● DO THIS: Look through the material and copy each line holding "text".

-------

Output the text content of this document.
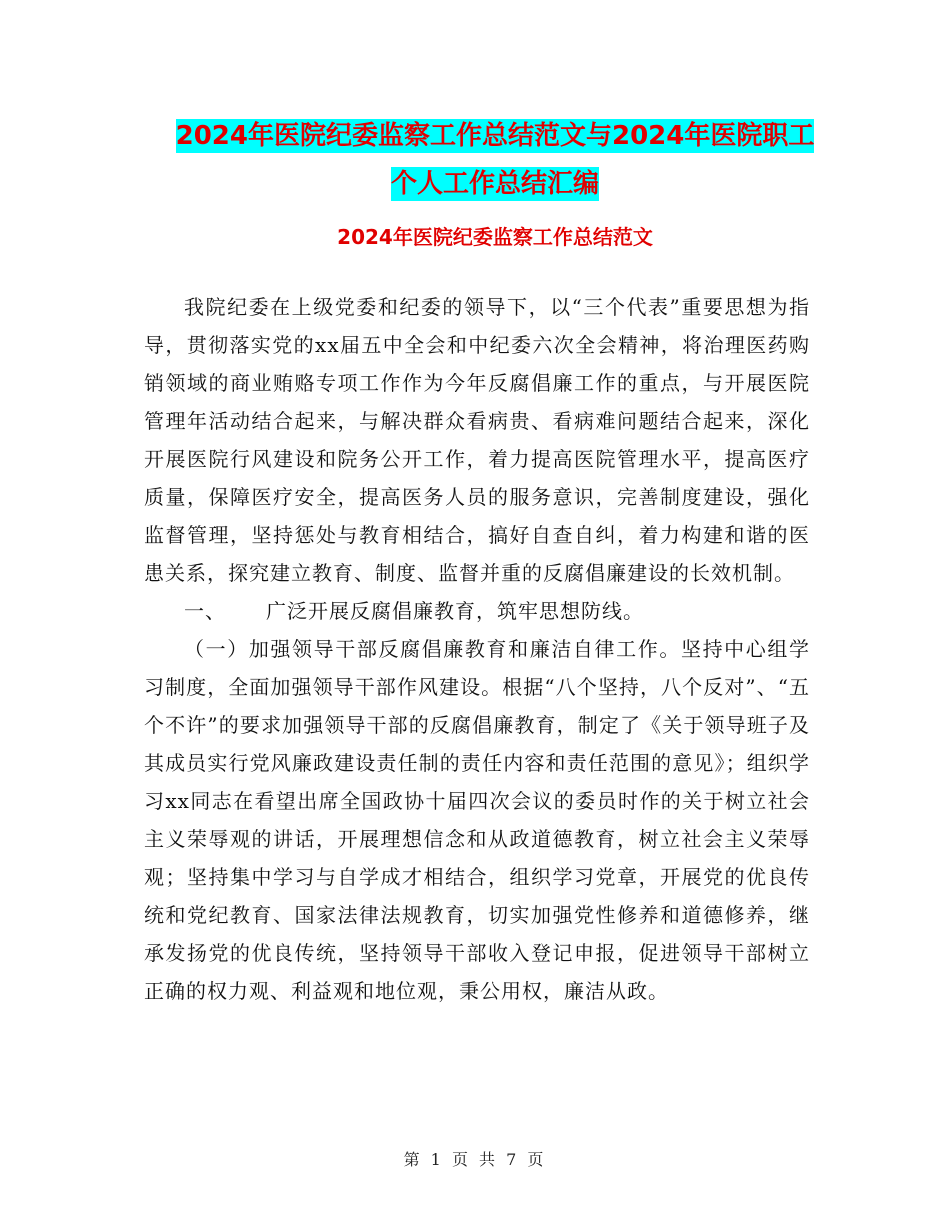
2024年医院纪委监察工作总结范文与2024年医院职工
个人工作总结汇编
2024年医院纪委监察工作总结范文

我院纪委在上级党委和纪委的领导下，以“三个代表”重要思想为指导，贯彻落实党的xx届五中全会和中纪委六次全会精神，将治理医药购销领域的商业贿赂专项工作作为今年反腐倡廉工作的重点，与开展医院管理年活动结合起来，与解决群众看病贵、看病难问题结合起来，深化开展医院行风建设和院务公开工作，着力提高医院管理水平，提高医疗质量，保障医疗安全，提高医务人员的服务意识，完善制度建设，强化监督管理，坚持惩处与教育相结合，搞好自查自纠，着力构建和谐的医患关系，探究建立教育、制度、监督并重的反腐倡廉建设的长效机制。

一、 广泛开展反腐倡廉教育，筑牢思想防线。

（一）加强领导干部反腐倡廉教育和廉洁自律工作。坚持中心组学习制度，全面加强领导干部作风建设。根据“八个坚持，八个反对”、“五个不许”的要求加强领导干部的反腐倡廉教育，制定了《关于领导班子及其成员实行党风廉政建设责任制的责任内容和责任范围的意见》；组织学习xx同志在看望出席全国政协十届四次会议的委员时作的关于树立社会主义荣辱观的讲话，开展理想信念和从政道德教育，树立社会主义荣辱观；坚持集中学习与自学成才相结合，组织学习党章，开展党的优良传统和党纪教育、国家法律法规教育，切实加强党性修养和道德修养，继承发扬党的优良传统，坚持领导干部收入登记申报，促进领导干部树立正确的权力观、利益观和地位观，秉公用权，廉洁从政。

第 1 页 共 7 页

-------

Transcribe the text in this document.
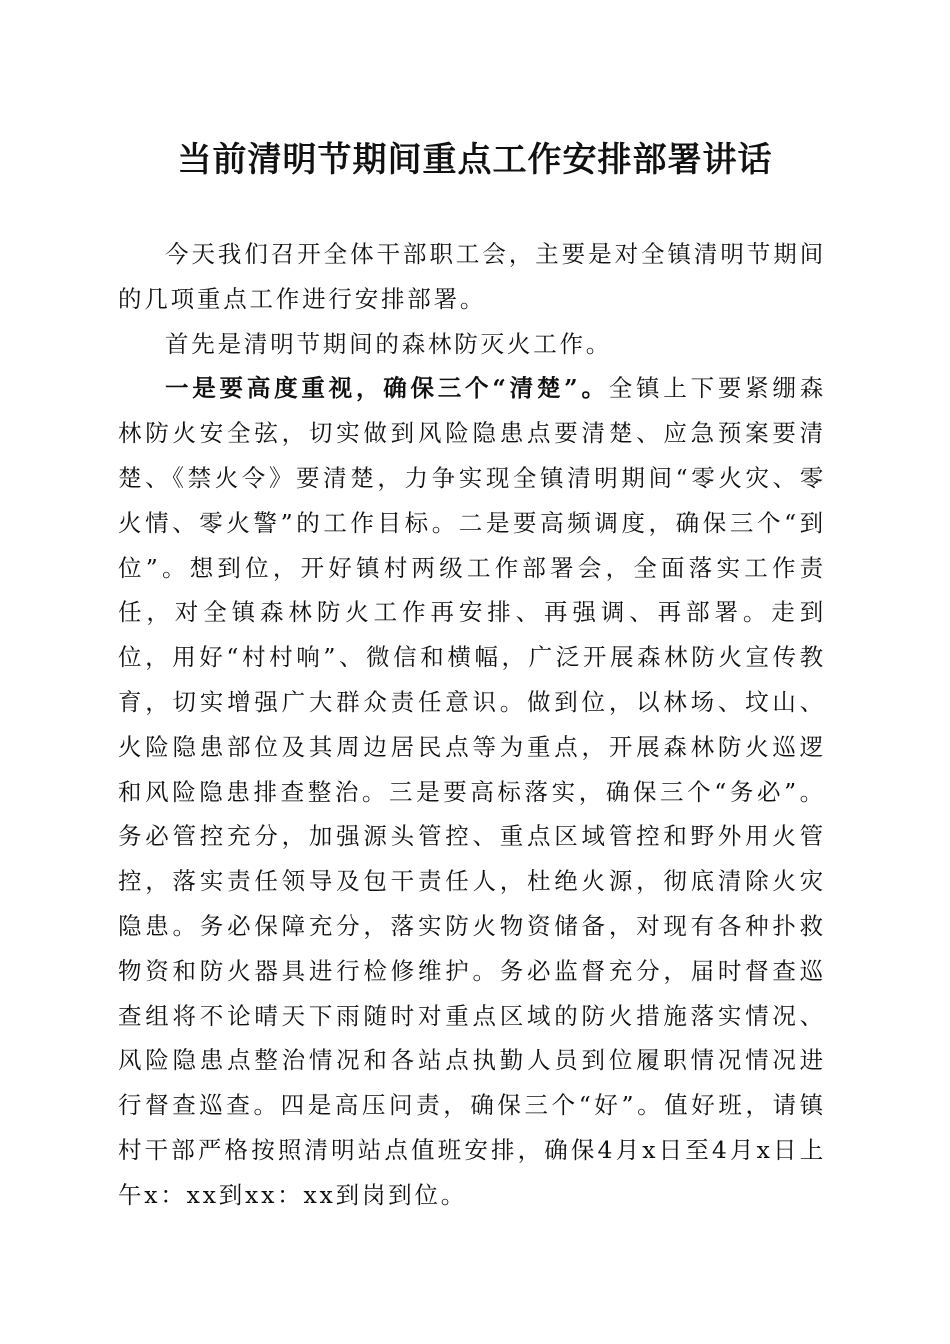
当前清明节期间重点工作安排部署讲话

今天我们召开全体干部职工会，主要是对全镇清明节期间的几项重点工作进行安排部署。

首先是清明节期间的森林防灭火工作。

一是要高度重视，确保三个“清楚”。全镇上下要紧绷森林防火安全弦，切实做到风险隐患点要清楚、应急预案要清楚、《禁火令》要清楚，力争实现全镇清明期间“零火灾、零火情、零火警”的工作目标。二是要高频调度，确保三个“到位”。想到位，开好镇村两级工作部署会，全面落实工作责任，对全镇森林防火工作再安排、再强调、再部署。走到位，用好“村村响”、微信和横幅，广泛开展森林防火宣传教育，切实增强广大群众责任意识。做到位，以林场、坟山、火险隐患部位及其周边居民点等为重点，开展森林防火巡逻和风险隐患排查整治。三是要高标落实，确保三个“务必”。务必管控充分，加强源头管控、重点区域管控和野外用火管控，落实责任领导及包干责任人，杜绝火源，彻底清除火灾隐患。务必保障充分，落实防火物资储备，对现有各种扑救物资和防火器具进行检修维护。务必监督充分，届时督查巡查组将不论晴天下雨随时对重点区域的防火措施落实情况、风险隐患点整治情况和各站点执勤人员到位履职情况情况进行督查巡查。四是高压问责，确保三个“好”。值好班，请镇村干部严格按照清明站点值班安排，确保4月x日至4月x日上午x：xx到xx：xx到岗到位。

-------

● EXERCISE ANSWER:
Output the text content of this document.
Transcribe the text in this document.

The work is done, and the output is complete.